Given instruction: Extract and list every line that contains the word "يكون".

— Start Excerpted records —

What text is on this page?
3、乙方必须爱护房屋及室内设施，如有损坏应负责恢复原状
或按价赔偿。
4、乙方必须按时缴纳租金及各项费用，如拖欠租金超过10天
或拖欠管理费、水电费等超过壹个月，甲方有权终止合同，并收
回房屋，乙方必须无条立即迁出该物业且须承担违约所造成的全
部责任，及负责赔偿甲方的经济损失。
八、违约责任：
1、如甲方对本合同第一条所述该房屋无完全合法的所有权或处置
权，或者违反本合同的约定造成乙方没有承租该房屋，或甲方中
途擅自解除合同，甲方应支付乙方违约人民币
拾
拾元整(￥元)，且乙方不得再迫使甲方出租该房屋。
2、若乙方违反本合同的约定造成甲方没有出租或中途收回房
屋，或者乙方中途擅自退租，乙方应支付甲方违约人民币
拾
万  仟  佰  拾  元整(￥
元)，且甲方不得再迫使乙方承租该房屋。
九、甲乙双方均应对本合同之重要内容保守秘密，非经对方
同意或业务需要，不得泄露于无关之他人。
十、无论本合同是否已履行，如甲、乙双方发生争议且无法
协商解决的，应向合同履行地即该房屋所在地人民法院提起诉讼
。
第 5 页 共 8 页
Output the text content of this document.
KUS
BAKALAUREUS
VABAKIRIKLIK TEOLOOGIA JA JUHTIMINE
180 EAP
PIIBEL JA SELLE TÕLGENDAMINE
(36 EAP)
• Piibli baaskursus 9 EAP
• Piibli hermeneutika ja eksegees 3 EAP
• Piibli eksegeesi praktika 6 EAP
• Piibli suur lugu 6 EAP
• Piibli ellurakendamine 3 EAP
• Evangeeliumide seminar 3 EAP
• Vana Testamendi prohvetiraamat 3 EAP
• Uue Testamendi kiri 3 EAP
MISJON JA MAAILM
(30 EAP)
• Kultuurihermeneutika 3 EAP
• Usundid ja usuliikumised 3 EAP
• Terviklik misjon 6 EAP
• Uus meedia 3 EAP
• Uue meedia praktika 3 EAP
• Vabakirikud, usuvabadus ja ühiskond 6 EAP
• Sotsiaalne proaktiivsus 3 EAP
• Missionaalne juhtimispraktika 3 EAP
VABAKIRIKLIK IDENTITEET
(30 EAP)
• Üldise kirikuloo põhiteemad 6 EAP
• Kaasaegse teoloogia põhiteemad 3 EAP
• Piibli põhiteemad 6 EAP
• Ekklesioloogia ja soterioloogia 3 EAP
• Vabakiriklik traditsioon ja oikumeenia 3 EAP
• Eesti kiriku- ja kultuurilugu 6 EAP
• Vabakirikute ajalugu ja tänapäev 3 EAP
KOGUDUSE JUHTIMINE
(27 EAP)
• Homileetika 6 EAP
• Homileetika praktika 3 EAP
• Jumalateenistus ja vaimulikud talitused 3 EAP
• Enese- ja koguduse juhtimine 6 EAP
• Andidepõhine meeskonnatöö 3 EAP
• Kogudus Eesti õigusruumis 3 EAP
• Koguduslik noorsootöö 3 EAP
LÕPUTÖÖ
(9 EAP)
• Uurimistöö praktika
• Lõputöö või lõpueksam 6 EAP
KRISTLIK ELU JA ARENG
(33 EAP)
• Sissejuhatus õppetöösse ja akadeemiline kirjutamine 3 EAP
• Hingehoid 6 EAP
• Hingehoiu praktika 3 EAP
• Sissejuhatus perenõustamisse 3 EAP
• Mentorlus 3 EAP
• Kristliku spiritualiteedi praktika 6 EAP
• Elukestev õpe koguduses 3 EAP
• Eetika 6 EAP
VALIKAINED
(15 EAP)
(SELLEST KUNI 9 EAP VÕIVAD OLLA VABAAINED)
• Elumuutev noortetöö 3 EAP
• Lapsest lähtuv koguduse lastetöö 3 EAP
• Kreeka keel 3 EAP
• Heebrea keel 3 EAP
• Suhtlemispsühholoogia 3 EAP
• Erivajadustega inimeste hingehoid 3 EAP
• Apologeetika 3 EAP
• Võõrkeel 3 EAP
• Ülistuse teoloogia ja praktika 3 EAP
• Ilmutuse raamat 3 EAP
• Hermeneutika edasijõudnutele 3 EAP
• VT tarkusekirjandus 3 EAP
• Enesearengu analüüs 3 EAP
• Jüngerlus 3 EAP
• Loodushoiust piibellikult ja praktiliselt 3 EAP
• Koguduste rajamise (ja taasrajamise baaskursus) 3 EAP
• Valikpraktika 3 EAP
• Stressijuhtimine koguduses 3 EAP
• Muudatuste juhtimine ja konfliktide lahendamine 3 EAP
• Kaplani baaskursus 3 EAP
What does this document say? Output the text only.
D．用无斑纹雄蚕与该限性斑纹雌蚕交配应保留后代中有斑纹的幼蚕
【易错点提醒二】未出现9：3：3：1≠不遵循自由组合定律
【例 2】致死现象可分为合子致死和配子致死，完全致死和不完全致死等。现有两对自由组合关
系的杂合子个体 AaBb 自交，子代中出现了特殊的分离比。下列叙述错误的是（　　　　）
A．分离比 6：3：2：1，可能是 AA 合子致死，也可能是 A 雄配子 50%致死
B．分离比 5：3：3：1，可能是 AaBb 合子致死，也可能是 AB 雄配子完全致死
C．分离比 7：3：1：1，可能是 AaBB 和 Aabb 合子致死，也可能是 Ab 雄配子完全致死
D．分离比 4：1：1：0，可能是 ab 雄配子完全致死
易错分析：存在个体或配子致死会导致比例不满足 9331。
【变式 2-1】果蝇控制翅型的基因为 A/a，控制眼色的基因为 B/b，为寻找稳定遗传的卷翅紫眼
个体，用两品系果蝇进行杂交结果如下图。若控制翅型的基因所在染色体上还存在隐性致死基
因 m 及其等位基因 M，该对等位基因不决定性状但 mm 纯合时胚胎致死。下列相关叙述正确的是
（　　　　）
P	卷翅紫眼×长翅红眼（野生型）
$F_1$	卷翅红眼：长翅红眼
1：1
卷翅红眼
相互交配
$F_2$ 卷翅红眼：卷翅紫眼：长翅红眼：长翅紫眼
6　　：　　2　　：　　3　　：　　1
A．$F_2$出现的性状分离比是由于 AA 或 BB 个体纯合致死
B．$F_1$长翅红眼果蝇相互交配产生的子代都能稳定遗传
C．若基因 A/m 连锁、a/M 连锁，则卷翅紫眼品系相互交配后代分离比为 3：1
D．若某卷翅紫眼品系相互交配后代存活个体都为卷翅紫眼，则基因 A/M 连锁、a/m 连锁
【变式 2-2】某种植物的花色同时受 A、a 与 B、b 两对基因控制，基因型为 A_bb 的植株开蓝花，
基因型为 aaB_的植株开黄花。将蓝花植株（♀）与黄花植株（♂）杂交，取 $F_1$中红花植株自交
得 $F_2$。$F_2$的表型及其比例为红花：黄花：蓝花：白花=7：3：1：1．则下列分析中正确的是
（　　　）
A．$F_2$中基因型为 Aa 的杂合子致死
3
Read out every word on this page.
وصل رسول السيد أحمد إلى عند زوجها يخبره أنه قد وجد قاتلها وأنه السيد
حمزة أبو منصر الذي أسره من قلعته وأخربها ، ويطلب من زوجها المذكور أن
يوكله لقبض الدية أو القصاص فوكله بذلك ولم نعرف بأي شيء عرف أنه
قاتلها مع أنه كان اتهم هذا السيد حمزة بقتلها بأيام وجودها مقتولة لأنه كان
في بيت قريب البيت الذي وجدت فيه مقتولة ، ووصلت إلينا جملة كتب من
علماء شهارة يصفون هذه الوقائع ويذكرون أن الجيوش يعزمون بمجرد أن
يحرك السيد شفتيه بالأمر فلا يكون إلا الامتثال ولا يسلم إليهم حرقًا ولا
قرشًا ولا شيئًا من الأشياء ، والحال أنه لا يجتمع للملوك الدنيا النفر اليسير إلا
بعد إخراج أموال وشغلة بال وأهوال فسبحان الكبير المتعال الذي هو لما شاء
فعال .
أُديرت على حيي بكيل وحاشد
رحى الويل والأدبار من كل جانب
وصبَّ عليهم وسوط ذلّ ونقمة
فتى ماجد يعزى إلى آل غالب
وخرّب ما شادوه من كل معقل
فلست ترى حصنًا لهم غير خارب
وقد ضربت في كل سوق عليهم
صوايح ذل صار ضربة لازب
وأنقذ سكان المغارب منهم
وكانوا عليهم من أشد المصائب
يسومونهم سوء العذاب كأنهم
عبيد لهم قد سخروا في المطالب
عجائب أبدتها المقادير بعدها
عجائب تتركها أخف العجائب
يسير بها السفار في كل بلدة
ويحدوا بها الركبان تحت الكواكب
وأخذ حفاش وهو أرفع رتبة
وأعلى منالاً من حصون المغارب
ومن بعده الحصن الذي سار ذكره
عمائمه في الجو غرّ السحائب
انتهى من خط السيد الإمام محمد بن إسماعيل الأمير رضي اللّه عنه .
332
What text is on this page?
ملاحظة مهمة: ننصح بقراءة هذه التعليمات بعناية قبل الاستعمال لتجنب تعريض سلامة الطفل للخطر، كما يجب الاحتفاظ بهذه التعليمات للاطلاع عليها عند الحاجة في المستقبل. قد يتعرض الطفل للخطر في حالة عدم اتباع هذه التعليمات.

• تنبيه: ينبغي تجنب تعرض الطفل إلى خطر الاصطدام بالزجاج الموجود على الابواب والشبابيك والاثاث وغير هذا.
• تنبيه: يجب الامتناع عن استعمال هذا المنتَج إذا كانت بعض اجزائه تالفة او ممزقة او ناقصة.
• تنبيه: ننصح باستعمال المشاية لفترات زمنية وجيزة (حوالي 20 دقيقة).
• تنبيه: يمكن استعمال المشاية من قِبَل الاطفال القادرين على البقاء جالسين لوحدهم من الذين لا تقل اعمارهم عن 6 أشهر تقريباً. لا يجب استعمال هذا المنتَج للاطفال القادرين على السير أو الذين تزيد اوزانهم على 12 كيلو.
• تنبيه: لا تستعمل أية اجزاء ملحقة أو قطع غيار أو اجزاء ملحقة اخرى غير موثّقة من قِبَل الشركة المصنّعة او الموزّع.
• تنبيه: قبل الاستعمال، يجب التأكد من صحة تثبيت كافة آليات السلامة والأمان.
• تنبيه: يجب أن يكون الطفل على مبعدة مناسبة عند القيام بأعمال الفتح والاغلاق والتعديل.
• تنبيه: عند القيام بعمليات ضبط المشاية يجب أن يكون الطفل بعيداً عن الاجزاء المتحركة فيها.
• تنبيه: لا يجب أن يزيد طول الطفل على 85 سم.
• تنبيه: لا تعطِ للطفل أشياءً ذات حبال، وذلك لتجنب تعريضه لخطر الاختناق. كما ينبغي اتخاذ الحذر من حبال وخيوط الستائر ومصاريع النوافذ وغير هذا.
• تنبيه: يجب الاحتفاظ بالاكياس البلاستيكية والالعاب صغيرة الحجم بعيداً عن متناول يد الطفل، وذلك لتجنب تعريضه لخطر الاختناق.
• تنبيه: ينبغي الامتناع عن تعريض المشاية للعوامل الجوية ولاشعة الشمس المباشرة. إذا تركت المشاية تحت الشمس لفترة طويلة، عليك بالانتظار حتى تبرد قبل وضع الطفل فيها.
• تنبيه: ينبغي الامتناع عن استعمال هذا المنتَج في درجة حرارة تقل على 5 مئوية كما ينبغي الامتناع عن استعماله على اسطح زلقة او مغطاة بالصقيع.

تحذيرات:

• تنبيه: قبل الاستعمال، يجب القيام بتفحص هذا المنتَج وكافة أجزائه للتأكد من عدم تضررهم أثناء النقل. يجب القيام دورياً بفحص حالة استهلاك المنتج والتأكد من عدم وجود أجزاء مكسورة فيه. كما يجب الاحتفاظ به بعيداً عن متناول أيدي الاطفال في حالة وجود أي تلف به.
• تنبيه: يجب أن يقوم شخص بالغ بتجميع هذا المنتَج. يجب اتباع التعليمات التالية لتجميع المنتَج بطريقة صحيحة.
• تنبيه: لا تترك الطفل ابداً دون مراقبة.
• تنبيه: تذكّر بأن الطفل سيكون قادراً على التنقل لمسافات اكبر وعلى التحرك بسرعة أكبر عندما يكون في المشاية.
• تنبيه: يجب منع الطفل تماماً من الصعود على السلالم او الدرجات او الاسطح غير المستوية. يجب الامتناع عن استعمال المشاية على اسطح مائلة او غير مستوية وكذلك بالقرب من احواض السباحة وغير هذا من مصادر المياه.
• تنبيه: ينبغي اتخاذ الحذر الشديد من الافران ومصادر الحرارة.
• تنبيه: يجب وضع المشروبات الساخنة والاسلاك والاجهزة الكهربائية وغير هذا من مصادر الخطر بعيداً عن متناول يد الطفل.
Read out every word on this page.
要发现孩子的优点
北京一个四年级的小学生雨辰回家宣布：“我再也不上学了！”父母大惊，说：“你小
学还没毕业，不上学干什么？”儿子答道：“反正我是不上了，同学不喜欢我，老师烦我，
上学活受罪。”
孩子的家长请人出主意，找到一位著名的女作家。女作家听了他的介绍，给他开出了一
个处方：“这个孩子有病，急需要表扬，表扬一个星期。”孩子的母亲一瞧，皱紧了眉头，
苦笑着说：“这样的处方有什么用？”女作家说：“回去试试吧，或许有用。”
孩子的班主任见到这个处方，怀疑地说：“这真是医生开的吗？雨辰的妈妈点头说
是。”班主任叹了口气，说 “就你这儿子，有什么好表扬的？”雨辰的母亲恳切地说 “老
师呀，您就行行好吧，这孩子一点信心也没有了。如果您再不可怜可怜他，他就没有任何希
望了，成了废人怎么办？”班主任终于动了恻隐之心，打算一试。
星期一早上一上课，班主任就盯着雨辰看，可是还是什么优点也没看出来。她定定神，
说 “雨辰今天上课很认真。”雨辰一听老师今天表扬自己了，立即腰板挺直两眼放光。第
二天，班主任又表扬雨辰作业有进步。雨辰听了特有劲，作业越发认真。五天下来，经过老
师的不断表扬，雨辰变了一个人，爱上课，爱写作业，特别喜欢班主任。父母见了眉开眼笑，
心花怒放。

— End Excerpted records —

Result of the task:
يحرك السيد شفتيه بالأمر فلا يكون إلا الامتثال ولا يسلم إليهم حرقًا ولا
• تنبيه: يجب أن يكون الطفل على مبعدة مناسبة عند القيام بأعمال الفتح والاغلاق والتعديل.
• تنبيه: عند القيام بعمليات ضبط المشاية يجب أن يكون الطفل بعيداً عن الاجزاء المتحركة فيها.
• تنبيه: تذكّر بأن الطفل سيكون قادراً على التنقل لمسافات اكبر وعلى التحرك بسرعة أكبر عندما يكون في المشاية.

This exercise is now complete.